Stored data entries

<<<<

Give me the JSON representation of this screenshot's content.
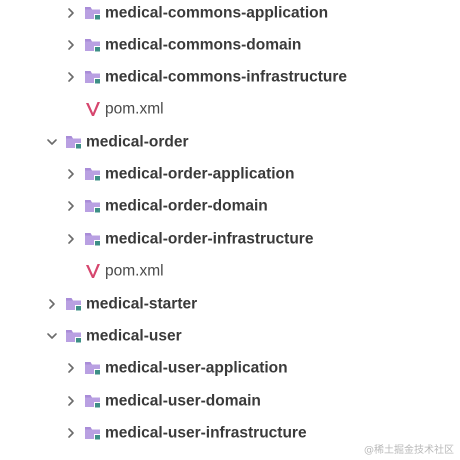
{
  "tree": {
    "items": [
      {
        "label": "medical-commons-application",
        "kind": "module",
        "expanded": false
      },
      {
        "label": "medical-commons-domain",
        "kind": "module",
        "expanded": false
      },
      {
        "label": "medical-commons-infrastructure",
        "kind": "module",
        "expanded": false
      },
      {
        "label": "pom.xml",
        "kind": "maven-file"
      },
      {
        "label": "medical-order",
        "kind": "module",
        "expanded": true
      },
      {
        "label": "medical-order-application",
        "kind": "module",
        "expanded": false
      },
      {
        "label": "medical-order-domain",
        "kind": "module",
        "expanded": false
      },
      {
        "label": "medical-order-infrastructure",
        "kind": "module",
        "expanded": false
      },
      {
        "label": "pom.xml",
        "kind": "maven-file"
      },
      {
        "label": "medical-starter",
        "kind": "module",
        "expanded": false
      },
      {
        "label": "medical-user",
        "kind": "module",
        "expanded": true
      },
      {
        "label": "medical-user-application",
        "kind": "module",
        "expanded": false
      },
      {
        "label": "medical-user-domain",
        "kind": "module",
        "expanded": false
      },
      {
        "label": "medical-user-infrastructure",
        "kind": "module",
        "expanded": false
      }
    ]
  },
  "watermark": "@稀土掘金技术社区",
  "colors": {
    "folder": "#a98cd8",
    "folder_tab": "#b9a0e2",
    "module_badge": "#3d8f86",
    "maven_icon": "#d6466e",
    "chevron": "#6b6b6b",
    "text": "#3a3a3a"
  }
}
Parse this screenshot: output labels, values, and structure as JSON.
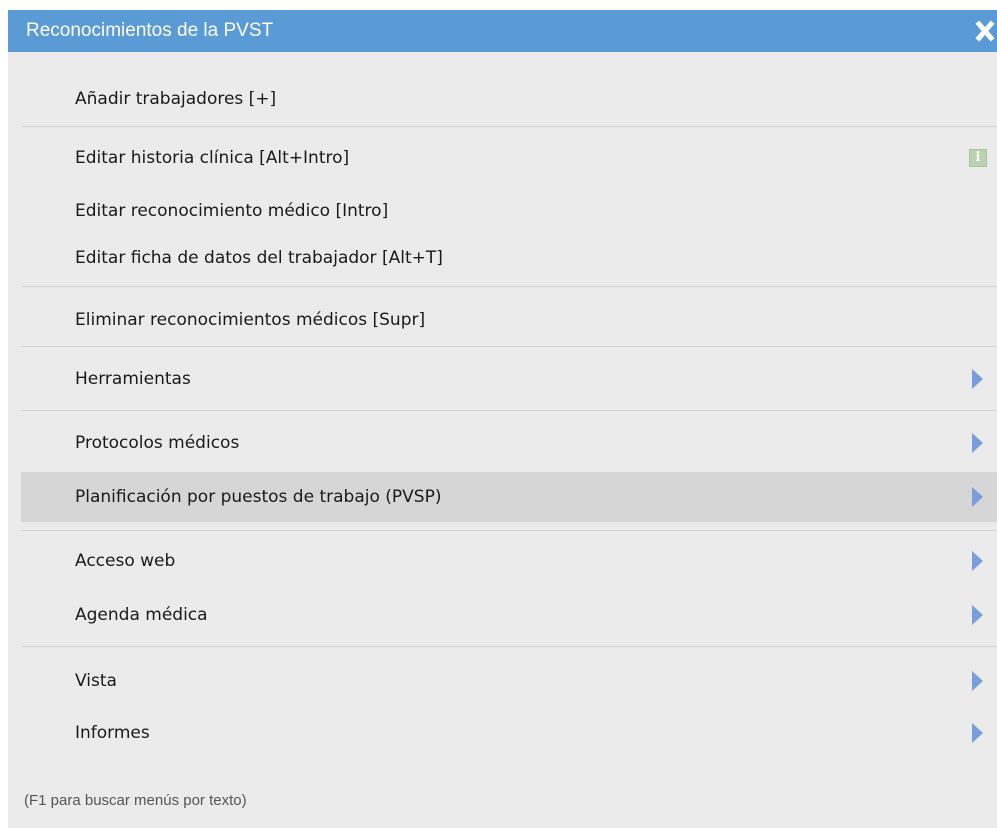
{
  "window": {
    "title": "Reconocimientos de la PVST",
    "close_icon": "close-x-icon"
  },
  "menu": {
    "items": [
      {
        "label": "Añadir trabajadores  [+]"
      },
      {
        "label": "Editar historia clínica  [Alt+Intro]",
        "icon": "info-icon"
      },
      {
        "label": "Editar reconocimiento médico  [Intro]"
      },
      {
        "label": "Editar ficha de datos del trabajador  [Alt+T]"
      },
      {
        "label": "Eliminar reconocimientos médicos  [Supr]"
      },
      {
        "label": "Herramientas",
        "submenu": true
      },
      {
        "label": "Protocolos médicos",
        "submenu": true
      },
      {
        "label": "Planificación por puestos de trabajo (PVSP)",
        "submenu": true,
        "highlighted": true
      },
      {
        "label": "Acceso web",
        "submenu": true
      },
      {
        "label": "Agenda médica",
        "submenu": true
      },
      {
        "label": "Vista",
        "submenu": true
      },
      {
        "label": "Informes",
        "submenu": true
      }
    ]
  },
  "footer": {
    "hint": "(F1 para buscar menús por texto)"
  },
  "colors": {
    "title_bar": "#5b9bd5",
    "panel_bg": "#ebebeb",
    "highlight_bg": "#d6d6d6",
    "submenu_arrow": "#7a9edb"
  }
}
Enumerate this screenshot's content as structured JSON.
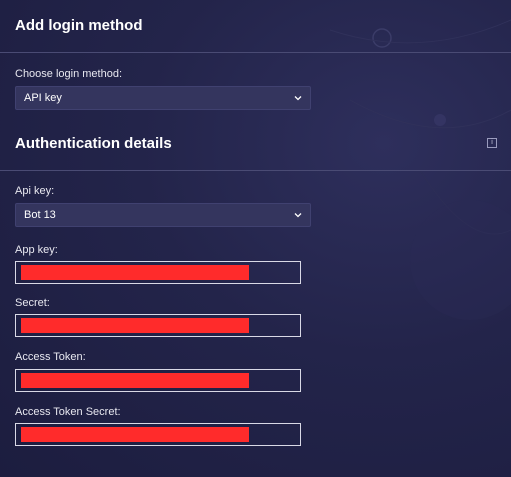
{
  "page": {
    "title": "Add login method"
  },
  "login_method": {
    "label": "Choose login method:",
    "selected": "API key"
  },
  "auth": {
    "title": "Authentication details",
    "api_key_label": "Api key:",
    "api_key_selected": "Bot 13",
    "fields": [
      {
        "label": "App key:"
      },
      {
        "label": "Secret:"
      },
      {
        "label": "Access Token:"
      },
      {
        "label": "Access Token Secret:"
      }
    ]
  },
  "colors": {
    "background": "#23244a",
    "select_bg": "#34355e",
    "redaction": "#ff2b2b",
    "divider": "#4a4b74"
  },
  "icons": {
    "dropdown": "chevron-down-icon",
    "info": "info-icon"
  }
}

>>>>

Directions for this task →
The records above should be reproduced exactly, with no pictures included.

Task response →
Give me the JSON representation of this screenshot's content.
{
  "tree": {
    "items": [
      {
        "label": "medical-commons-application",
        "kind": "module",
        "expanded": false
      },
      {
        "label": "medical-commons-domain",
        "kind": "module",
        "expanded": false
      },
      {
        "label": "medical-commons-infrastructure",
        "kind": "module",
        "expanded": false
      },
      {
        "label": "pom.xml",
        "kind": "maven-file"
      },
      {
        "label": "medical-order",
        "kind": "module",
        "expanded": true
      },
      {
        "label": "medical-order-application",
        "kind": "module",
        "expanded": false
      },
      {
        "label": "medical-order-domain",
        "kind": "module",
        "expanded": false
      },
      {
        "label": "medical-order-infrastructure",
        "kind": "module",
        "expanded": false
      },
      {
        "label": "pom.xml",
        "kind": "maven-file"
      },
      {
        "label": "medical-starter",
        "kind": "module",
        "expanded": false
      },
      {
        "label": "medical-user",
        "kind": "module",
        "expanded": true
      },
      {
        "label": "medical-user-application",
        "kind": "module",
        "expanded": false
      },
      {
        "label": "medical-user-domain",
        "kind": "module",
        "expanded": false
      },
      {
        "label": "medical-user-infrastructure",
        "kind": "module",
        "expanded": false
      }
    ]
  },
  "watermark": "@稀土掘金技术社区",
  "colors": {
    "folder": "#a98cd8",
    "folder_tab": "#b9a0e2",
    "module_badge": "#3d8f86",
    "maven_icon": "#d6466e",
    "chevron": "#6b6b6b",
    "text": "#3a3a3a"
  }
}
Parse this screenshot: output labels, values, and structure as JSON.
{
  "window": {
    "title": "Reconocimientos de la PVST",
    "close_icon": "close-x-icon"
  },
  "menu": {
    "items": [
      {
        "label": "Añadir trabajadores  [+]"
      },
      {
        "label": "Editar historia clínica  [Alt+Intro]",
        "icon": "info-icon"
      },
      {
        "label": "Editar reconocimiento médico  [Intro]"
      },
      {
        "label": "Editar ficha de datos del trabajador  [Alt+T]"
      },
      {
        "label": "Eliminar reconocimientos médicos  [Supr]"
      },
      {
        "label": "Herramientas",
        "submenu": true
      },
      {
        "label": "Protocolos médicos",
        "submenu": true
      },
      {
        "label": "Planificación por puestos de trabajo (PVSP)",
        "submenu": true,
        "highlighted": true
      },
      {
        "label": "Acceso web",
        "submenu": true
      },
      {
        "label": "Agenda médica",
        "submenu": true
      },
      {
        "label": "Vista",
        "submenu": true
      },
      {
        "label": "Informes",
        "submenu": true
      }
    ]
  },
  "footer": {
    "hint": "(F1 para buscar menús por texto)"
  },
  "colors": {
    "title_bar": "#5b9bd5",
    "panel_bg": "#ebebeb",
    "highlight_bg": "#d6d6d6",
    "submenu_arrow": "#7a9edb"
  }
}
Enumerate this screenshot's content as structured JSON.
{
  "page": {
    "title": "Add login method"
  },
  "login_method": {
    "label": "Choose login method:",
    "selected": "API key"
  },
  "auth": {
    "title": "Authentication details",
    "api_key_label": "Api key:",
    "api_key_selected": "Bot 13",
    "fields": [
      {
        "label": "App key:"
      },
      {
        "label": "Secret:"
      },
      {
        "label": "Access Token:"
      },
      {
        "label": "Access Token Secret:"
      }
    ]
  },
  "colors": {
    "background": "#23244a",
    "select_bg": "#34355e",
    "redaction": "#ff2b2b",
    "divider": "#4a4b74"
  },
  "icons": {
    "dropdown": "chevron-down-icon",
    "info": "info-icon"
  }
}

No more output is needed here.